| Request |
Find every line with "handicap" in it, then report how many there are and nothing more.

| Collected data entries |

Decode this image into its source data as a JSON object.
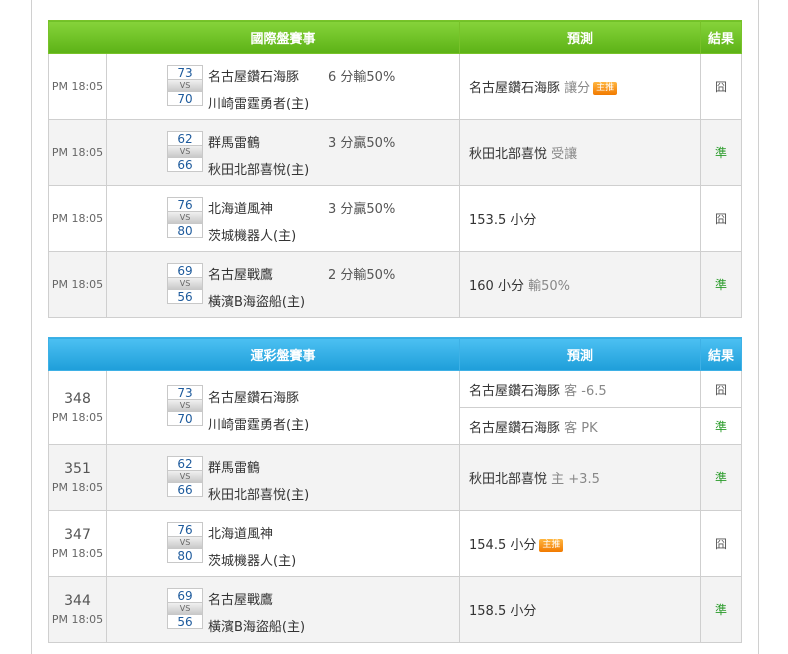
{
  "international": {
    "header": {
      "event": "國際盤賽事",
      "prediction": "預測",
      "result": "結果"
    },
    "rows": [
      {
        "time": "PM 18:05",
        "score_a": "73",
        "score_b": "70",
        "vs": "VS",
        "team_a": "名古屋鑽石海豚",
        "team_b": "川崎雷霆勇者(主)",
        "handicap": "6 分輸50%",
        "pred_main": "名古屋鑽石海豚",
        "pred_sub": " 讓分",
        "badge": "主推",
        "result": "囧"
      },
      {
        "time": "PM 18:05",
        "score_a": "62",
        "score_b": "66",
        "vs": "VS",
        "team_a": "群馬雷鶴",
        "team_b": "秋田北部喜悅(主)",
        "handicap": "3 分贏50%",
        "pred_main": "秋田北部喜悅",
        "pred_sub": " 受讓",
        "badge": "",
        "result": "準"
      },
      {
        "time": "PM 18:05",
        "score_a": "76",
        "score_b": "80",
        "vs": "VS",
        "team_a": "北海道風神",
        "team_b": "茨城機器人(主)",
        "handicap": "3 分贏50%",
        "pred_main": "153.5 小分",
        "pred_sub": "",
        "badge": "",
        "result": "囧"
      },
      {
        "time": "PM 18:05",
        "score_a": "69",
        "score_b": "56",
        "vs": "VS",
        "team_a": "名古屋戰鷹",
        "team_b": "橫濱B海盜船(主)",
        "handicap": "2 分輸50%",
        "pred_main": "160 小分",
        "pred_sub": " 輸50%",
        "badge": "",
        "result": "準"
      }
    ]
  },
  "lottery": {
    "header": {
      "event": "運彩盤賽事",
      "prediction": "預測",
      "result": "結果"
    },
    "rows": [
      {
        "num": "348",
        "time": "PM 18:05",
        "score_a": "73",
        "score_b": "70",
        "vs": "VS",
        "team_a": "名古屋鑽石海豚",
        "team_b": "川崎雷霆勇者(主)",
        "preds": [
          {
            "main": "名古屋鑽石海豚",
            "sub": " 客 -6.5",
            "result": "囧"
          },
          {
            "main": "名古屋鑽石海豚",
            "sub": " 客 PK",
            "result": "準"
          }
        ]
      },
      {
        "num": "351",
        "time": "PM 18:05",
        "score_a": "62",
        "score_b": "66",
        "vs": "VS",
        "team_a": "群馬雷鶴",
        "team_b": "秋田北部喜悅(主)",
        "preds": [
          {
            "main": "秋田北部喜悅",
            "sub": " 主 +3.5",
            "result": "準"
          }
        ]
      },
      {
        "num": "347",
        "time": "PM 18:05",
        "score_a": "76",
        "score_b": "80",
        "vs": "VS",
        "team_a": "北海道風神",
        "team_b": "茨城機器人(主)",
        "preds": [
          {
            "main": "154.5 小分",
            "sub": "",
            "badge": "主推",
            "result": "囧"
          }
        ]
      },
      {
        "num": "344",
        "time": "PM 18:05",
        "score_a": "69",
        "score_b": "56",
        "vs": "VS",
        "team_a": "名古屋戰鷹",
        "team_b": "橫濱B海盜船(主)",
        "preds": [
          {
            "main": "158.5 小分",
            "sub": "",
            "result": "準"
          }
        ]
      }
    ]
  },
  "colors": {
    "win": "#2a9b2a",
    "lose": "#555555",
    "header_green": "#5cb216",
    "header_blue": "#1e9ed9",
    "badge": "#f27a00"
  }
}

| Result of this task |
4